• The task:
Copy the data below exactly.

══════

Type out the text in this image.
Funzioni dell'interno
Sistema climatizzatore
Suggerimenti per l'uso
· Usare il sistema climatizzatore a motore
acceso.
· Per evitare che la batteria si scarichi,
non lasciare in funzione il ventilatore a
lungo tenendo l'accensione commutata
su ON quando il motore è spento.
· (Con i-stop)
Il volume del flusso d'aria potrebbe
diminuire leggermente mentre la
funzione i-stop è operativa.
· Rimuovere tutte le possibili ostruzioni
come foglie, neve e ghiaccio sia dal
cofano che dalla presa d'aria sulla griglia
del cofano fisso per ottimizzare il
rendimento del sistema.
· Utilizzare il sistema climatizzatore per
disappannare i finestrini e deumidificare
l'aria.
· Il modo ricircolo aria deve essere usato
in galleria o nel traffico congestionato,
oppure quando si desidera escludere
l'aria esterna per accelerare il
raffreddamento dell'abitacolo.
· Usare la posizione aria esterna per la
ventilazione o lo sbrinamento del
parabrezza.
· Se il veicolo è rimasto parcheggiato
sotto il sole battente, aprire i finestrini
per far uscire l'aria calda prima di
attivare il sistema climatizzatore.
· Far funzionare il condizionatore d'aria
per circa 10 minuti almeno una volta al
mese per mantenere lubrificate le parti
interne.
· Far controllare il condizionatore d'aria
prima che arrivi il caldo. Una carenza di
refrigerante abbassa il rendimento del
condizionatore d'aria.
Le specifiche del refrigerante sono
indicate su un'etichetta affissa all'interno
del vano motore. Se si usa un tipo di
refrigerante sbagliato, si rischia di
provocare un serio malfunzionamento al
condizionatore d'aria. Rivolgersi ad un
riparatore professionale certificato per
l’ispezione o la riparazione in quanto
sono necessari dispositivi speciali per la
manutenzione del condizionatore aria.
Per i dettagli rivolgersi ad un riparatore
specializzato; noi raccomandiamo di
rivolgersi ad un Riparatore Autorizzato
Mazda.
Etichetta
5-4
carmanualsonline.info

══════

• Solution below:
Type out the text in this image.
Funzioni dell'interno
Sistema climatizzatore
Suggerimenti per l'uso
· Usare il sistema climatizzatore a motore
acceso.
· Per evitare che la batteria si scarichi,
non lasciare in funzione il ventilatore a
lungo tenendo l'accensione commutata
su ON quando il motore è spento.
· (Con i-stop)
Il volume del flusso d'aria potrebbe
diminuire leggermente mentre la
funzione i-stop è operativa.
· Rimuovere tutte le possibili ostruzioni
come foglie, neve e ghiaccio sia dal
cofano che dalla presa d'aria sulla griglia
del cofano fisso per ottimizzare il
rendimento del sistema.
· Utilizzare il sistema climatizzatore per
disappannare i finestrini e deumidificare
l'aria.
· Il modo ricircolo aria deve essere usato
in galleria o nel traffico congestionato,
oppure quando si desidera escludere
l'aria esterna per accelerare il
raffreddamento dell'abitacolo.
· Usare la posizione aria esterna per la
ventilazione o lo sbrinamento del
parabrezza.
· Se il veicolo è rimasto parcheggiato
sotto il sole battente, aprire i finestrini
per far uscire l'aria calda prima di
attivare il sistema climatizzatore.
· Far funzionare il condizionatore d'aria
per circa 10 minuti almeno una volta al
mese per mantenere lubrificate le parti
interne.
· Far controllare il condizionatore d'aria
prima che arrivi il caldo. Una carenza di
refrigerante abbassa il rendimento del
condizionatore d'aria.
Le specifiche del refrigerante sono
indicate su un'etichetta affissa all'interno
del vano motore. Se si usa un tipo di
refrigerante sbagliato, si rischia di
provocare un serio malfunzionamento al
condizionatore d'aria. Rivolgersi ad un
riparatore professionale certificato per
l’ispezione o la riparazione in quanto
sono necessari dispositivi speciali per la
manutenzione del condizionatore aria.
Per i dettagli rivolgersi ad un riparatore
specializzato; noi raccomandiamo di
rivolgersi ad un Riparatore Autorizzato
Mazda.
Etichetta
5-4
carmanualsonline.info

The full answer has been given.